# [Records]
## Start
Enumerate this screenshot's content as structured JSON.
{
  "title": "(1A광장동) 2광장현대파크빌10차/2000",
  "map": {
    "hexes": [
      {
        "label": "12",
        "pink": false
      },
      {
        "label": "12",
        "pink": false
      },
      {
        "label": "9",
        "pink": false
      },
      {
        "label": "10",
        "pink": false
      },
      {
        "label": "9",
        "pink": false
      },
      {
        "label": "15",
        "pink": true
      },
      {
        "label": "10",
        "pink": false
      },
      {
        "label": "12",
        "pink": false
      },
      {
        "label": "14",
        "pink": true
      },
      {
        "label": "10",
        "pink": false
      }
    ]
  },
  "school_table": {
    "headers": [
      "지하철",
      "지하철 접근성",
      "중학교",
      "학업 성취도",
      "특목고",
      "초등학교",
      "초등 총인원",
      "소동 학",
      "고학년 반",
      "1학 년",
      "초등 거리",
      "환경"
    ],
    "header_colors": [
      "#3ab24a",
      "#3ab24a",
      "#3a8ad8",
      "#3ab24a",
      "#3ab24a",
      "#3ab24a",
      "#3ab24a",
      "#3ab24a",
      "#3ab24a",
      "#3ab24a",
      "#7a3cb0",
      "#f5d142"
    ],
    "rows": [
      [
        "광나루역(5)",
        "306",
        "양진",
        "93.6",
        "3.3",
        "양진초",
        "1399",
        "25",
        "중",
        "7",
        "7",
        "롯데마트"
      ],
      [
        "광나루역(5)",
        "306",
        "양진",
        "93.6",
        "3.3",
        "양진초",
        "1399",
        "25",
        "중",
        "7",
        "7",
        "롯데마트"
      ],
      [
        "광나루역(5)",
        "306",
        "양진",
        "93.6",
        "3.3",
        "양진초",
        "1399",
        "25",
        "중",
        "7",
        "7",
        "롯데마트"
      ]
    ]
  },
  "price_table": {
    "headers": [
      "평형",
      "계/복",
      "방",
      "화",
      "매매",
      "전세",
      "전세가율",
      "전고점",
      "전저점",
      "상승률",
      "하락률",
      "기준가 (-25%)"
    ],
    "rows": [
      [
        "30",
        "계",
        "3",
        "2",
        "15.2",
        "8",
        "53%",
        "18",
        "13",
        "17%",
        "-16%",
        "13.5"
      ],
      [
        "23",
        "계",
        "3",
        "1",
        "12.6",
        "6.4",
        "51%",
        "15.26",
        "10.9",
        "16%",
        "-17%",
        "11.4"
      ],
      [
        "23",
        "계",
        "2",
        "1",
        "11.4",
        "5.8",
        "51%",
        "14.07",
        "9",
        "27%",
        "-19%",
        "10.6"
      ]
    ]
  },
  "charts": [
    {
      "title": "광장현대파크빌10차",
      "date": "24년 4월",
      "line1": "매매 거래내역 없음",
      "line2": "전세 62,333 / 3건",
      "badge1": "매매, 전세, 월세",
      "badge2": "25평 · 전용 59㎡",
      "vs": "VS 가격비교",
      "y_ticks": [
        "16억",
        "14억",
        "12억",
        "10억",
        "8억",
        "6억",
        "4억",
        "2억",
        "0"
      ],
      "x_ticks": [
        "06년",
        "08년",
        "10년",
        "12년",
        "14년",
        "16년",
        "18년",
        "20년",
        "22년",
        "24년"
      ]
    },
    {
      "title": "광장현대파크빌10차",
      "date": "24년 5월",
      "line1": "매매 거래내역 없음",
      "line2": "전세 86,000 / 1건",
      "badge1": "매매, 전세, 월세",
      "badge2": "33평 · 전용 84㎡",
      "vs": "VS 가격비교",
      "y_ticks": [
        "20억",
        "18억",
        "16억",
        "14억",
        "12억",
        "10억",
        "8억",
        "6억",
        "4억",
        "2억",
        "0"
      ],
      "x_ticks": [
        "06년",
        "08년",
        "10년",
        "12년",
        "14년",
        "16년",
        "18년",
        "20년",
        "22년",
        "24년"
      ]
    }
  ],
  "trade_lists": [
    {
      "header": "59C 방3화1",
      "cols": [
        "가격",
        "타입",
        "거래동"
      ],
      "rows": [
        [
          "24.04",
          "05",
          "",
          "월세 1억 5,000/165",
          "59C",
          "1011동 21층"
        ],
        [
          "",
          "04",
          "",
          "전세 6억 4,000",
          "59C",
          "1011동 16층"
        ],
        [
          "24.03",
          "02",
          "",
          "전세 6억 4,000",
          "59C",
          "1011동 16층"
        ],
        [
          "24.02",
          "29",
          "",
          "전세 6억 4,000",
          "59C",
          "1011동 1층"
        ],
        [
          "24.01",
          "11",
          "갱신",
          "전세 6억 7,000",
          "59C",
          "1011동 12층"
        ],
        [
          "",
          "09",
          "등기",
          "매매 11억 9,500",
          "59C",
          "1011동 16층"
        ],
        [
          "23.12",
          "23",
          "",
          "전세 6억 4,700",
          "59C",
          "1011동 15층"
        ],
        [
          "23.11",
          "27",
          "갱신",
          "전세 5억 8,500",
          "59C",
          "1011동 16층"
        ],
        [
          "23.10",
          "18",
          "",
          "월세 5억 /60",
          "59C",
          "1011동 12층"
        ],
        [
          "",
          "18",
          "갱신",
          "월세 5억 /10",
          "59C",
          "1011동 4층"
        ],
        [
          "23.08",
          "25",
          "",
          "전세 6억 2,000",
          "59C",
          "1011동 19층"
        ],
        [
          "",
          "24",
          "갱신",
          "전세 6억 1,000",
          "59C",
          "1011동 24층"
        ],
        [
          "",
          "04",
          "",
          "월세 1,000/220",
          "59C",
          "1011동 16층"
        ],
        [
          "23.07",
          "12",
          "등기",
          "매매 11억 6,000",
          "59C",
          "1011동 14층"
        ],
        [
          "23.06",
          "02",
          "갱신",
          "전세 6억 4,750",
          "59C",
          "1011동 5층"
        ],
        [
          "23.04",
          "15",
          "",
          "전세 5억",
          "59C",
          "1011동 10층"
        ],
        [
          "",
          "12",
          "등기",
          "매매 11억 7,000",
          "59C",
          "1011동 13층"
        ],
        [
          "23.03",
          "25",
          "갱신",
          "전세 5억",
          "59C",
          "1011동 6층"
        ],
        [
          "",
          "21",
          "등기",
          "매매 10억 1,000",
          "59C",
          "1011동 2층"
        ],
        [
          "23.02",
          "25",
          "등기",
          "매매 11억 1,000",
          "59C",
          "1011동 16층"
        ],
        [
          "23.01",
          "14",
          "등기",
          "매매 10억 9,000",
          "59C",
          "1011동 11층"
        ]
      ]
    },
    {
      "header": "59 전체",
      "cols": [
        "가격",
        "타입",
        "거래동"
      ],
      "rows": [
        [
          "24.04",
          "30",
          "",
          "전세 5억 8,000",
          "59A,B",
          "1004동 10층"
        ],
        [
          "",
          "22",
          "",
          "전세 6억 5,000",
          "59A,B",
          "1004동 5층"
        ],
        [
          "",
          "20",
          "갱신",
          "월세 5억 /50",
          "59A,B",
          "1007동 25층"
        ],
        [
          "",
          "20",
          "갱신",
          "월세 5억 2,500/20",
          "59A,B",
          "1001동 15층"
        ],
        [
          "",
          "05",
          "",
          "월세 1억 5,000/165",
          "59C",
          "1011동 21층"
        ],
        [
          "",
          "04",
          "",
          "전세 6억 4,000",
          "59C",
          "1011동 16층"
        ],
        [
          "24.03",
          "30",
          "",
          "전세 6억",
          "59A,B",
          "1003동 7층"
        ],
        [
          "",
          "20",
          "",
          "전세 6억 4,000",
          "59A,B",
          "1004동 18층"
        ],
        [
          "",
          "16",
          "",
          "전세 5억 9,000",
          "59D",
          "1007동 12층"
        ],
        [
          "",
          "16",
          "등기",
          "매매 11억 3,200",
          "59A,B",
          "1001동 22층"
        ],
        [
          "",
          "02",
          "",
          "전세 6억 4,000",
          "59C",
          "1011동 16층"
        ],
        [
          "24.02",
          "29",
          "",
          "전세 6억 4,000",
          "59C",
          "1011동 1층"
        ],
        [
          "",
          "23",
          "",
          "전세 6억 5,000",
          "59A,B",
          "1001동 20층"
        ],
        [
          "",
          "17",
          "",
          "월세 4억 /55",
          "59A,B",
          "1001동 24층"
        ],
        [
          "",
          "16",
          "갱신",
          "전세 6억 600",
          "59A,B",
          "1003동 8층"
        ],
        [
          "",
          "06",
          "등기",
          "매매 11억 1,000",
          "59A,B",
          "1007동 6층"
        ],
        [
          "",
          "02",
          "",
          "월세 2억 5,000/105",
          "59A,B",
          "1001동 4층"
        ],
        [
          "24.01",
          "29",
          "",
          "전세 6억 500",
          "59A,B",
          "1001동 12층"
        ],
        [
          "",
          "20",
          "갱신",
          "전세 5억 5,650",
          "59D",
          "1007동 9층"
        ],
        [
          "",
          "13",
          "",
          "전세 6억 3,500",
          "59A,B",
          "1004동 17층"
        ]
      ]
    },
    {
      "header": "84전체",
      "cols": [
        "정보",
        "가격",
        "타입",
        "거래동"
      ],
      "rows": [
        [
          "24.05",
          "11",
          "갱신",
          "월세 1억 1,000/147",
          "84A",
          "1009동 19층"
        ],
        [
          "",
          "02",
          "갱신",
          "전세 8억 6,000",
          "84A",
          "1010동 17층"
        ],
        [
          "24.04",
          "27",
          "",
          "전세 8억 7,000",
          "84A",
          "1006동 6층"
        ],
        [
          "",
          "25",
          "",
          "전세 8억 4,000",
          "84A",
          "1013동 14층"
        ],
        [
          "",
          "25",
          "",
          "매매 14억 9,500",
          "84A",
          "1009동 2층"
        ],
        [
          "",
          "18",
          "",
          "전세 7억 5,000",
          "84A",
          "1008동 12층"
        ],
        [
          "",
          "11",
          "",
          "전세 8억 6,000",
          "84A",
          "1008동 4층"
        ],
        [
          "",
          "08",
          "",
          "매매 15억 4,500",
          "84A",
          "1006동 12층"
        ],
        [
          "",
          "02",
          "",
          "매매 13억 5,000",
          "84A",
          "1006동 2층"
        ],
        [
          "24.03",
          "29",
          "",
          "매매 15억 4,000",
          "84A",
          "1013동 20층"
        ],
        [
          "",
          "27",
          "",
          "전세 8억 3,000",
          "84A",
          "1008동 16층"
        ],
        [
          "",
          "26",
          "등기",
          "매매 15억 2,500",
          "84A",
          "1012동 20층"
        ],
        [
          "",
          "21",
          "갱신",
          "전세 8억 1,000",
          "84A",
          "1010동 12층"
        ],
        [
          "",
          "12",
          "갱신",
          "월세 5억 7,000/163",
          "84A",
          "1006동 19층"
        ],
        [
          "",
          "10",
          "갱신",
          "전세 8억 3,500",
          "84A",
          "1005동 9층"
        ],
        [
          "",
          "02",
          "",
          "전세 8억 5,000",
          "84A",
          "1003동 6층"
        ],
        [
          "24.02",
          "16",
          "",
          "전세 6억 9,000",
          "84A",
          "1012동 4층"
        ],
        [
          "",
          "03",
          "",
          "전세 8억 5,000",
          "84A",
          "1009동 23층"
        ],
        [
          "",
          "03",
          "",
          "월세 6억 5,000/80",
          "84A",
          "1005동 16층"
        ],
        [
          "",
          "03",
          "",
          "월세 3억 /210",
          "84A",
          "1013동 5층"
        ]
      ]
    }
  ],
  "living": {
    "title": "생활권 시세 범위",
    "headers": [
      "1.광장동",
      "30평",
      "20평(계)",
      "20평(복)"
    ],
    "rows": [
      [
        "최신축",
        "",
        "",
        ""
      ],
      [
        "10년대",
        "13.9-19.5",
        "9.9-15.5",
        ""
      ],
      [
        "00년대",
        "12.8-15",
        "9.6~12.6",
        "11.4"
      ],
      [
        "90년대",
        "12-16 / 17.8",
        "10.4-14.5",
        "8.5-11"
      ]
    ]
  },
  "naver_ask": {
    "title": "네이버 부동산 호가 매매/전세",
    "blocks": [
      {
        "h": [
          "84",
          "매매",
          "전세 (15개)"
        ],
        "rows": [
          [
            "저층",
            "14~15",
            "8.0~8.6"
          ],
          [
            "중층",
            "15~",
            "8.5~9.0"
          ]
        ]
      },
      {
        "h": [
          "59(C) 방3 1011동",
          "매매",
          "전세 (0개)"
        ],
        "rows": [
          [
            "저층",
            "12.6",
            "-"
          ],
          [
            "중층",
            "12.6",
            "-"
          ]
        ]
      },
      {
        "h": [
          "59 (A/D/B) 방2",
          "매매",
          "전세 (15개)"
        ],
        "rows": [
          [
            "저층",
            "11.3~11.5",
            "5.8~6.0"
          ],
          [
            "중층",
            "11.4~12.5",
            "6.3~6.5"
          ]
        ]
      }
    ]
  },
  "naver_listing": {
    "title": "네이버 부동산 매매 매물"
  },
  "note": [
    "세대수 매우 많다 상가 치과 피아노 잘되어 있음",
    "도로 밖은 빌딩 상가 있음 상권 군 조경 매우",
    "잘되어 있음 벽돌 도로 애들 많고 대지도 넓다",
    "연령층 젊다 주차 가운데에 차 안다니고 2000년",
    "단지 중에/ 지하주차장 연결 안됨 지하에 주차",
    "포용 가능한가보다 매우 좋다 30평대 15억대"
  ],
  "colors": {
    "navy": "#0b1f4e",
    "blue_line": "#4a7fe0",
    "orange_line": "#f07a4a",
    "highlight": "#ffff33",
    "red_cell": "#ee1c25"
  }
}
## End
## Start
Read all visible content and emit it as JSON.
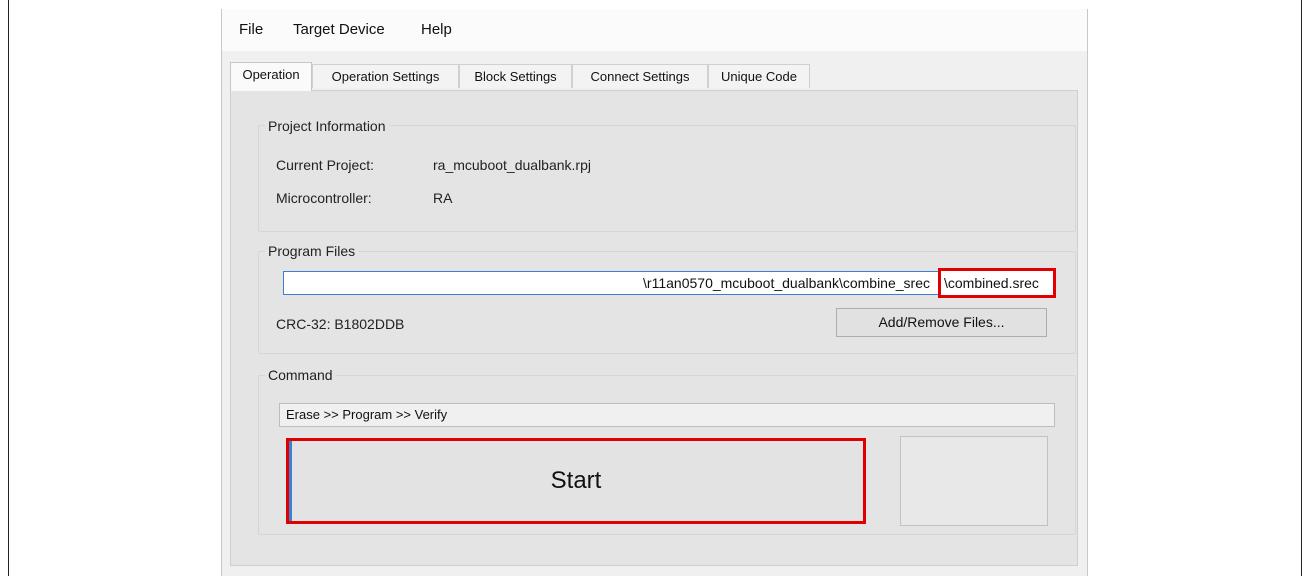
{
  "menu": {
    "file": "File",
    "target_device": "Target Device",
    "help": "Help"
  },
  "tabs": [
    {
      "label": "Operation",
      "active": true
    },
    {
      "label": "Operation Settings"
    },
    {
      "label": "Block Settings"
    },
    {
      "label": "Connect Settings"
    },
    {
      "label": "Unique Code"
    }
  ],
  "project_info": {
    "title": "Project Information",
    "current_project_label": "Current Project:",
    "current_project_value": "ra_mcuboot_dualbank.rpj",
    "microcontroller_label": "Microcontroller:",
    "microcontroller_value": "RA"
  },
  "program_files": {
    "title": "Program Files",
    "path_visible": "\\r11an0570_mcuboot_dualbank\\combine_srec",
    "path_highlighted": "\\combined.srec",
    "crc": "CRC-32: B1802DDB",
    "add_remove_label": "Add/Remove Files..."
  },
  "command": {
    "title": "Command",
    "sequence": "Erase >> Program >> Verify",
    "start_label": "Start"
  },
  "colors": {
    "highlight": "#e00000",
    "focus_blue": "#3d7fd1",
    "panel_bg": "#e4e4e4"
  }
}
## End
# [Work required]
Examine the records and report how many lines contain the string "Operation". Only the number should be given.

# [Complete response]
2